**Data listing**
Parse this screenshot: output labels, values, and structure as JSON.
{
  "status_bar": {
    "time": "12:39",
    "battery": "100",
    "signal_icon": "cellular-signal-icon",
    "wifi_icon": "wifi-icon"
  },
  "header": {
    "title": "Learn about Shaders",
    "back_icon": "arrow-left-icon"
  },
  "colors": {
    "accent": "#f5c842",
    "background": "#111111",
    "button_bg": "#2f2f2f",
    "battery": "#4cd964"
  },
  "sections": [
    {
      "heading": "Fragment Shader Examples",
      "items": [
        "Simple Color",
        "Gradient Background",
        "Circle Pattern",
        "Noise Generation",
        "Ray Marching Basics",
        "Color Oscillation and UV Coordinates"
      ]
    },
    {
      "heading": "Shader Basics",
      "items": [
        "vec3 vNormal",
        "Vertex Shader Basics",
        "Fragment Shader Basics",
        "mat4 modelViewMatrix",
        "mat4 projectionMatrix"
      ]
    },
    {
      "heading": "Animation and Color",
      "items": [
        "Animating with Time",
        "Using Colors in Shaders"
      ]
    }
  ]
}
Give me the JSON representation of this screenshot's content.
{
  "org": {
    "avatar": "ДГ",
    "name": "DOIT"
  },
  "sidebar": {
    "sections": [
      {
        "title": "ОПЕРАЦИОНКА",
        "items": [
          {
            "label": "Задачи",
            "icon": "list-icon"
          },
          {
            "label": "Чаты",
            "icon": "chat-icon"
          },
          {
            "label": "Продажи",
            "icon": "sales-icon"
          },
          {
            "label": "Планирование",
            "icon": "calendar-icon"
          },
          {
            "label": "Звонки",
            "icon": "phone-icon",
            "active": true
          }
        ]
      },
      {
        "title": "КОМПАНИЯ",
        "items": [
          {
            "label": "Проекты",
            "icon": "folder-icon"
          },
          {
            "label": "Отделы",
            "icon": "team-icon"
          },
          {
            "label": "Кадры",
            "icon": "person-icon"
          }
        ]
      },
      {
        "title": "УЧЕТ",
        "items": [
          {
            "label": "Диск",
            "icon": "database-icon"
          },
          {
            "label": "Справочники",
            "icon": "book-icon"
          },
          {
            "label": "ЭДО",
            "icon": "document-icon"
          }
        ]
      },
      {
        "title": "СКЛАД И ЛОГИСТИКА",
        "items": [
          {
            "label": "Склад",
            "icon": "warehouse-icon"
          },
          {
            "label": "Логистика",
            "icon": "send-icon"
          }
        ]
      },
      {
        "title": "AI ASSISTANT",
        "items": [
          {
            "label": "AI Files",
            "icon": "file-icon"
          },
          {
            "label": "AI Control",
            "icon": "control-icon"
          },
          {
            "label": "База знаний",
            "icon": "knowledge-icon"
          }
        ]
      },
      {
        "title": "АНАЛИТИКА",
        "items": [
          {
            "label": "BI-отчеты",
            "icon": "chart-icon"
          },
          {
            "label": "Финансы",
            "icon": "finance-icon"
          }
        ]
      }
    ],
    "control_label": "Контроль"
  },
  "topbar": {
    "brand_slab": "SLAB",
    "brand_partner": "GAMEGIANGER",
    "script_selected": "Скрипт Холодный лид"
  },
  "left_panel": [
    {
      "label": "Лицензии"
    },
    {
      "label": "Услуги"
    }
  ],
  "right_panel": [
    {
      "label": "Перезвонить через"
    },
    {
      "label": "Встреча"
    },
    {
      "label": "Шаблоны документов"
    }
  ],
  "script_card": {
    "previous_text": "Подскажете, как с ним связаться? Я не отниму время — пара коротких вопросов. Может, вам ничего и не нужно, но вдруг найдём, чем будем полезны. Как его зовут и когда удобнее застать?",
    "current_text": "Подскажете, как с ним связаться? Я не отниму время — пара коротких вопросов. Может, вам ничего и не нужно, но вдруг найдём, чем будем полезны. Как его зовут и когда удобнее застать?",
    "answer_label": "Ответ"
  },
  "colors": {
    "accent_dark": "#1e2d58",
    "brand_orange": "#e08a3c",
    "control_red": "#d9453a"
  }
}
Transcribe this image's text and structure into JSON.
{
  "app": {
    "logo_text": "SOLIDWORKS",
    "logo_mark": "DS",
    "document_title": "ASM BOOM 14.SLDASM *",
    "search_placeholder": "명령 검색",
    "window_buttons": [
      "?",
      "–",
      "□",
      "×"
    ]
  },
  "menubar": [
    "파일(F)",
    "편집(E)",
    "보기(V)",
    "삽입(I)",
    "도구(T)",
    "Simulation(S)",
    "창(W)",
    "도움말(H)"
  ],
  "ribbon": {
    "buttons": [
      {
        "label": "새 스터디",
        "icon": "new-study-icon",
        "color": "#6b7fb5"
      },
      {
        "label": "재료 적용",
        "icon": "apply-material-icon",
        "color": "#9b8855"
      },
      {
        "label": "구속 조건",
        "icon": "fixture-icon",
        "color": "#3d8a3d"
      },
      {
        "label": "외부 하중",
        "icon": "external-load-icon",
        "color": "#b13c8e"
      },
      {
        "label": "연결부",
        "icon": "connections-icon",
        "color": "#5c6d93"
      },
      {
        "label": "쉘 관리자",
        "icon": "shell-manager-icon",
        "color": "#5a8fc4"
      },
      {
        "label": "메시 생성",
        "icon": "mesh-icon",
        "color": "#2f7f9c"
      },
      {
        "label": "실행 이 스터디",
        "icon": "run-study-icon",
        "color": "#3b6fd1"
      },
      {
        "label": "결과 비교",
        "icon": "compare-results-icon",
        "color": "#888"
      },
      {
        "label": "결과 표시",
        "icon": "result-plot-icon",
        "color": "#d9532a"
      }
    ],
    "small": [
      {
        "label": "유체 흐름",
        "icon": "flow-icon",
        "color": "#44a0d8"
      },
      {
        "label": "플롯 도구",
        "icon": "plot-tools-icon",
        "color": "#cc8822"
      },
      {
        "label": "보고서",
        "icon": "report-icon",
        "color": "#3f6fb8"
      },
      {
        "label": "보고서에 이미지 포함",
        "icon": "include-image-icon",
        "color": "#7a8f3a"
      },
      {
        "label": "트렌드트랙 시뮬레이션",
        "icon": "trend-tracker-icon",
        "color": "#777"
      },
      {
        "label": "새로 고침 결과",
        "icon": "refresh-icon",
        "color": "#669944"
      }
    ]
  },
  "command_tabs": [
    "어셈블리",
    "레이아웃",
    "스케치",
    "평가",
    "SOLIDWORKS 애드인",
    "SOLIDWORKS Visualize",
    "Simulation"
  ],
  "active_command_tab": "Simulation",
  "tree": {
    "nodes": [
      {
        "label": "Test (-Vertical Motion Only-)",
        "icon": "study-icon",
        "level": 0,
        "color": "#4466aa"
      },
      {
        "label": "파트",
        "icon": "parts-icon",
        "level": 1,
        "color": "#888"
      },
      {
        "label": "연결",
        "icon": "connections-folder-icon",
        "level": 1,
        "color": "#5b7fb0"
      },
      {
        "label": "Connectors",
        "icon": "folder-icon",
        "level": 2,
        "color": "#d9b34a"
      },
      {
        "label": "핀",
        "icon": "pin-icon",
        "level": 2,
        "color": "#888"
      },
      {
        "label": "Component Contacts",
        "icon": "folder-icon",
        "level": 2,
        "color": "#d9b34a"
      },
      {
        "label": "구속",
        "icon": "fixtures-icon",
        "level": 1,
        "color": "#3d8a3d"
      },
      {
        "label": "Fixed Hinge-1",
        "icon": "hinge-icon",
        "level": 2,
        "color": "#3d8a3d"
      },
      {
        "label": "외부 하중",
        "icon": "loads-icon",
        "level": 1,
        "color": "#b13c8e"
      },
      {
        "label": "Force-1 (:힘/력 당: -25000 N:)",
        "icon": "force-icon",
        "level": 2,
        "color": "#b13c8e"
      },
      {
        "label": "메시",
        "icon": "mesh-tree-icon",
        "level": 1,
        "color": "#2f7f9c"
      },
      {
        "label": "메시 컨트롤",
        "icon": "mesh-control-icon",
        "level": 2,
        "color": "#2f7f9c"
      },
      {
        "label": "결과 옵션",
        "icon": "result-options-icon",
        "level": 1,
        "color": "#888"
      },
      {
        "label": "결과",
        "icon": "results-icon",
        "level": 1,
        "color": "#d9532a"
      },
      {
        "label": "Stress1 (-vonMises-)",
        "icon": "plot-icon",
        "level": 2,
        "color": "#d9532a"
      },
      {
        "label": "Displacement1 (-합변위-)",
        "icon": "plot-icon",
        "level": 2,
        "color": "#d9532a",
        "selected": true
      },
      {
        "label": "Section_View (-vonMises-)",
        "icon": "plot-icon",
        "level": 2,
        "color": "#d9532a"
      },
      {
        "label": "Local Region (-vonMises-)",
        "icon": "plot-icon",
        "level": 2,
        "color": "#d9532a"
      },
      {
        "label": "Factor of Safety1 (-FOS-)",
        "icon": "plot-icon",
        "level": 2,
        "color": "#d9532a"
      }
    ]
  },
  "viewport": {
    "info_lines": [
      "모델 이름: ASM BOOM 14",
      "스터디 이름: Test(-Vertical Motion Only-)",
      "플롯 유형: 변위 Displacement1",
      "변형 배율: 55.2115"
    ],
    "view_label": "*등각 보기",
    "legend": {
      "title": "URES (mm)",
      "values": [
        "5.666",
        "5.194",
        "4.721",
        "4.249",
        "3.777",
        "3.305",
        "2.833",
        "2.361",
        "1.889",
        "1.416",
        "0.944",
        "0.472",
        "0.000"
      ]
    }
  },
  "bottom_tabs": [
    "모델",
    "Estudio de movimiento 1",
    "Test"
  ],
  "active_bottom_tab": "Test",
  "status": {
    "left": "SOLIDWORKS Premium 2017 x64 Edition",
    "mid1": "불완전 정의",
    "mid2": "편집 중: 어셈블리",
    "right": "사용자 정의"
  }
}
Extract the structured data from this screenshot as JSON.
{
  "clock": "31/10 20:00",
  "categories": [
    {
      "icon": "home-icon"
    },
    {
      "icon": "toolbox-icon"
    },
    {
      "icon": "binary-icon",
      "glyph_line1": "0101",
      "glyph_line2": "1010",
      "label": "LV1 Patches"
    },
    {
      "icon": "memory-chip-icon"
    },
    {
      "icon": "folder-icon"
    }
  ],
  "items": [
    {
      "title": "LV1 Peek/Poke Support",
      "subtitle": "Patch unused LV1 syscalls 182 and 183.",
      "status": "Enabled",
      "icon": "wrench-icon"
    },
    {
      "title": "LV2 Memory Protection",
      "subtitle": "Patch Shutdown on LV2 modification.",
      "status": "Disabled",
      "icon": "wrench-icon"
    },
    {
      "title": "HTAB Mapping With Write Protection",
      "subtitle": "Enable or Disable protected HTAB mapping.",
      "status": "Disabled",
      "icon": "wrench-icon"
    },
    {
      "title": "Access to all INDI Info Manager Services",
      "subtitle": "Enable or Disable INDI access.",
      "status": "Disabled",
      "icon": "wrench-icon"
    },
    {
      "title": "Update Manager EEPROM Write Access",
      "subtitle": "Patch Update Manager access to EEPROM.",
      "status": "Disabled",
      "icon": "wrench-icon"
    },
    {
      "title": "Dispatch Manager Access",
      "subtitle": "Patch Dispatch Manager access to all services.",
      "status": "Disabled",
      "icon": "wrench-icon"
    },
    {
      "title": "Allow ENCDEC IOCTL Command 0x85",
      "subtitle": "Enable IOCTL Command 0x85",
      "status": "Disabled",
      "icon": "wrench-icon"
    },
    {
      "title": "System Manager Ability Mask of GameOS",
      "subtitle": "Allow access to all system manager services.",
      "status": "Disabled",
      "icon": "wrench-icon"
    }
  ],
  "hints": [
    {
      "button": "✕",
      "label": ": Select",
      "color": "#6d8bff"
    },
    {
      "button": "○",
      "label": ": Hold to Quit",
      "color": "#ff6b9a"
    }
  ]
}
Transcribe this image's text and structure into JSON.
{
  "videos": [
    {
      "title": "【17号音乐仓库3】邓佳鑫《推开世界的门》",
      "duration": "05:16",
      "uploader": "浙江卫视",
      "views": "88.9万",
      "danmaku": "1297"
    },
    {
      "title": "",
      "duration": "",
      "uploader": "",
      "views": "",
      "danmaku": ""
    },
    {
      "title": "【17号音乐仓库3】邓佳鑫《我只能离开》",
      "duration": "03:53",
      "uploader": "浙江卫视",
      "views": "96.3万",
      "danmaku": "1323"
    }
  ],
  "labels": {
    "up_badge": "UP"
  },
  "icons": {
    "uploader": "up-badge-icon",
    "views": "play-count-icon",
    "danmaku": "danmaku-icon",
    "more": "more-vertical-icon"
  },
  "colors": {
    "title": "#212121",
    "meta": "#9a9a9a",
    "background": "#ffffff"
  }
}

**Set task**
Locate the lines above that hold the word "IOCTL". Show every one of them.

**Output for this task**
      "title": "Allow ENCDEC IOCTL Command 0x85",
      "subtitle": "Enable IOCTL Command 0x85",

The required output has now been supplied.